Records supplied

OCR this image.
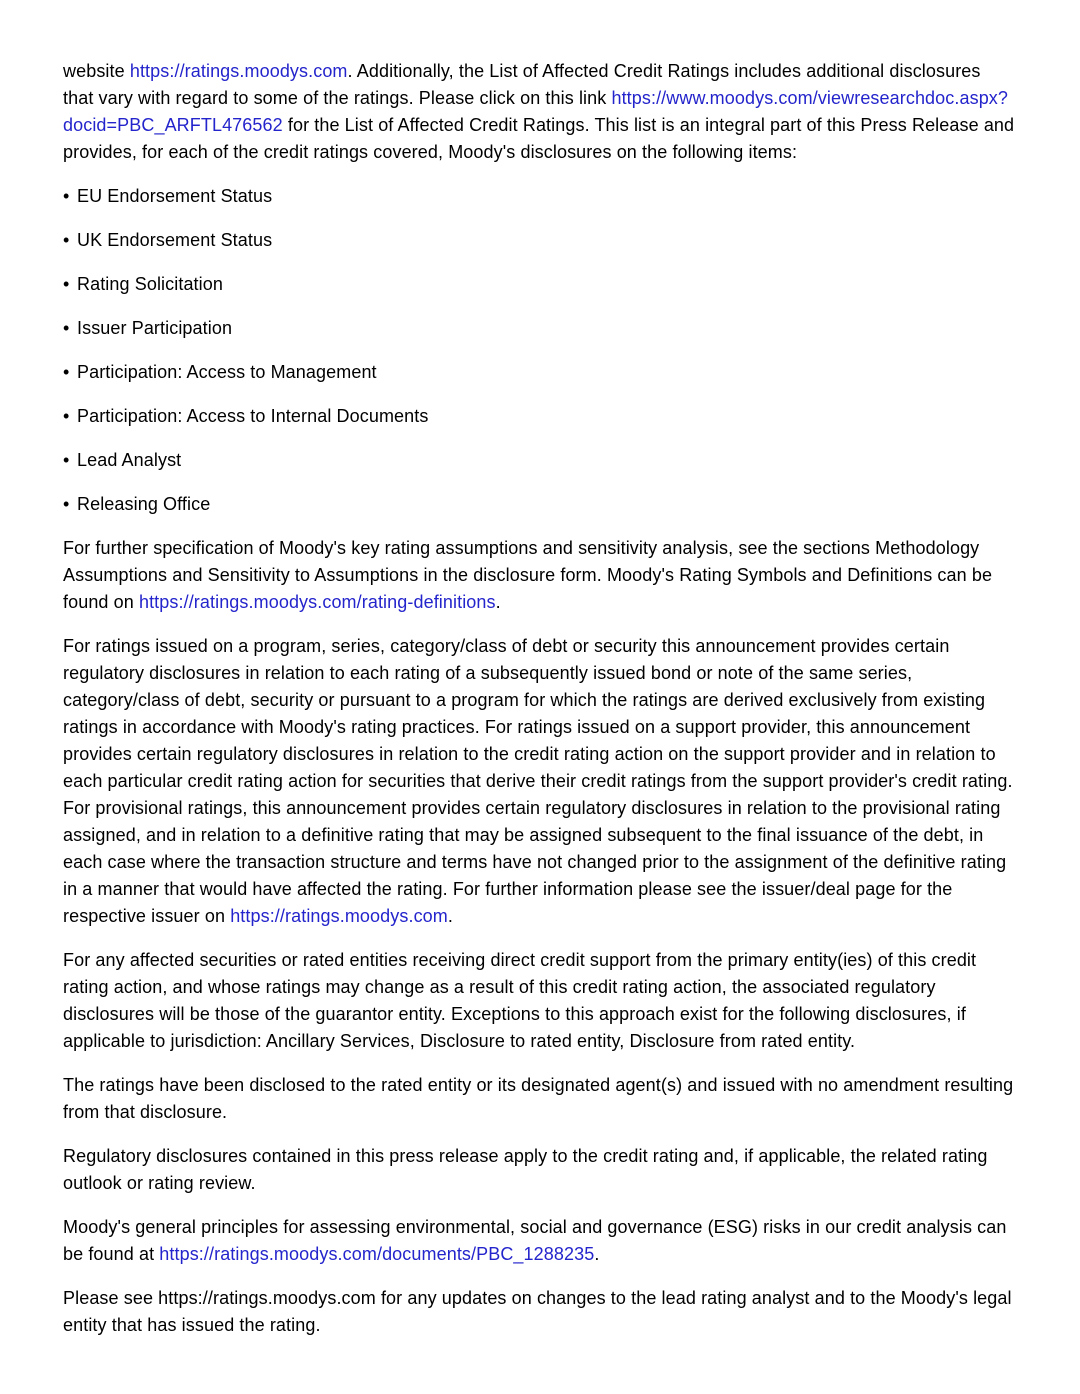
website https://ratings.moodys.com. Additionally, the List of Affected Credit Ratings includes additional disclosures that vary with regard to some of the ratings. Please click on this link https://www.moodys.com/viewresearchdoc.aspx?docid=PBC_ARFTL476562 for the List of Affected Credit Ratings. This list is an integral part of this Press Release and provides, for each of the credit ratings covered, Moody's disclosures on the following items:

• EU Endorsement Status

• UK Endorsement Status

• Rating Solicitation

• Issuer Participation

• Participation: Access to Management

• Participation: Access to Internal Documents

• Lead Analyst

• Releasing Office

For further specification of Moody's key rating assumptions and sensitivity analysis, see the sections Methodology Assumptions and Sensitivity to Assumptions in the disclosure form. Moody's Rating Symbols and Definitions can be found on https://ratings.moodys.com/rating-definitions.

For ratings issued on a program, series, category/class of debt or security this announcement provides certain regulatory disclosures in relation to each rating of a subsequently issued bond or note of the same series, category/class of debt, security or pursuant to a program for which the ratings are derived exclusively from existing ratings in accordance with Moody's rating practices. For ratings issued on a support provider, this announcement provides certain regulatory disclosures in relation to the credit rating action on the support provider and in relation to each particular credit rating action for securities that derive their credit ratings from the support provider's credit rating. For provisional ratings, this announcement provides certain regulatory disclosures in relation to the provisional rating assigned, and in relation to a definitive rating that may be assigned subsequent to the final issuance of the debt, in each case where the transaction structure and terms have not changed prior to the assignment of the definitive rating in a manner that would have affected the rating. For further information please see the issuer/deal page for the respective issuer on https://ratings.moodys.com.

For any affected securities or rated entities receiving direct credit support from the primary entity(ies) of this credit rating action, and whose ratings may change as a result of this credit rating action, the associated regulatory disclosures will be those of the guarantor entity. Exceptions to this approach exist for the following disclosures, if applicable to jurisdiction: Ancillary Services, Disclosure to rated entity, Disclosure from rated entity.

The ratings have been disclosed to the rated entity or its designated agent(s) and issued with no amendment resulting from that disclosure.

Regulatory disclosures contained in this press release apply to the credit rating and, if applicable, the related rating outlook or rating review.

Moody's general principles for assessing environmental, social and governance (ESG) risks in our credit analysis can be found at https://ratings.moodys.com/documents/PBC_1288235.

Please see https://ratings.moodys.com for any updates on changes to the lead rating analyst and to the Moody's legal entity that has issued the rating.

Stated exercise
Copy the records exactly. Skip the pictures.

Solution to this exercise
OCR this image.
website https://ratings.moodys.com. Additionally, the List of Affected Credit Ratings includes additional disclosures that vary with regard to some of the ratings. Please click on this link https://www.moodys.com/viewresearchdoc.aspx?docid=PBC_ARFTL476562 for the List of Affected Credit Ratings. This list is an integral part of this Press Release and provides, for each of the credit ratings covered, Moody's disclosures on the following items:

• EU Endorsement Status

• UK Endorsement Status

• Rating Solicitation

• Issuer Participation

• Participation: Access to Management

• Participation: Access to Internal Documents

• Lead Analyst

• Releasing Office

For further specification of Moody's key rating assumptions and sensitivity analysis, see the sections Methodology Assumptions and Sensitivity to Assumptions in the disclosure form. Moody's Rating Symbols and Definitions can be found on https://ratings.moodys.com/rating-definitions.

For ratings issued on a program, series, category/class of debt or security this announcement provides certain regulatory disclosures in relation to each rating of a subsequently issued bond or note of the same series, category/class of debt, security or pursuant to a program for which the ratings are derived exclusively from existing ratings in accordance with Moody's rating practices. For ratings issued on a support provider, this announcement provides certain regulatory disclosures in relation to the credit rating action on the support provider and in relation to each particular credit rating action for securities that derive their credit ratings from the support provider's credit rating. For provisional ratings, this announcement provides certain regulatory disclosures in relation to the provisional rating assigned, and in relation to a definitive rating that may be assigned subsequent to the final issuance of the debt, in each case where the transaction structure and terms have not changed prior to the assignment of the definitive rating in a manner that would have affected the rating. For further information please see the issuer/deal page for the respective issuer on https://ratings.moodys.com.

For any affected securities or rated entities receiving direct credit support from the primary entity(ies) of this credit rating action, and whose ratings may change as a result of this credit rating action, the associated regulatory disclosures will be those of the guarantor entity. Exceptions to this approach exist for the following disclosures, if applicable to jurisdiction: Ancillary Services, Disclosure to rated entity, Disclosure from rated entity.

The ratings have been disclosed to the rated entity or its designated agent(s) and issued with no amendment resulting from that disclosure.

Regulatory disclosures contained in this press release apply to the credit rating and, if applicable, the related rating outlook or rating review.

Moody's general principles for assessing environmental, social and governance (ESG) risks in our credit analysis can be found at https://ratings.moodys.com/documents/PBC_1288235.

Please see https://ratings.moodys.com for any updates on changes to the lead rating analyst and to the Moody's legal entity that has issued the rating.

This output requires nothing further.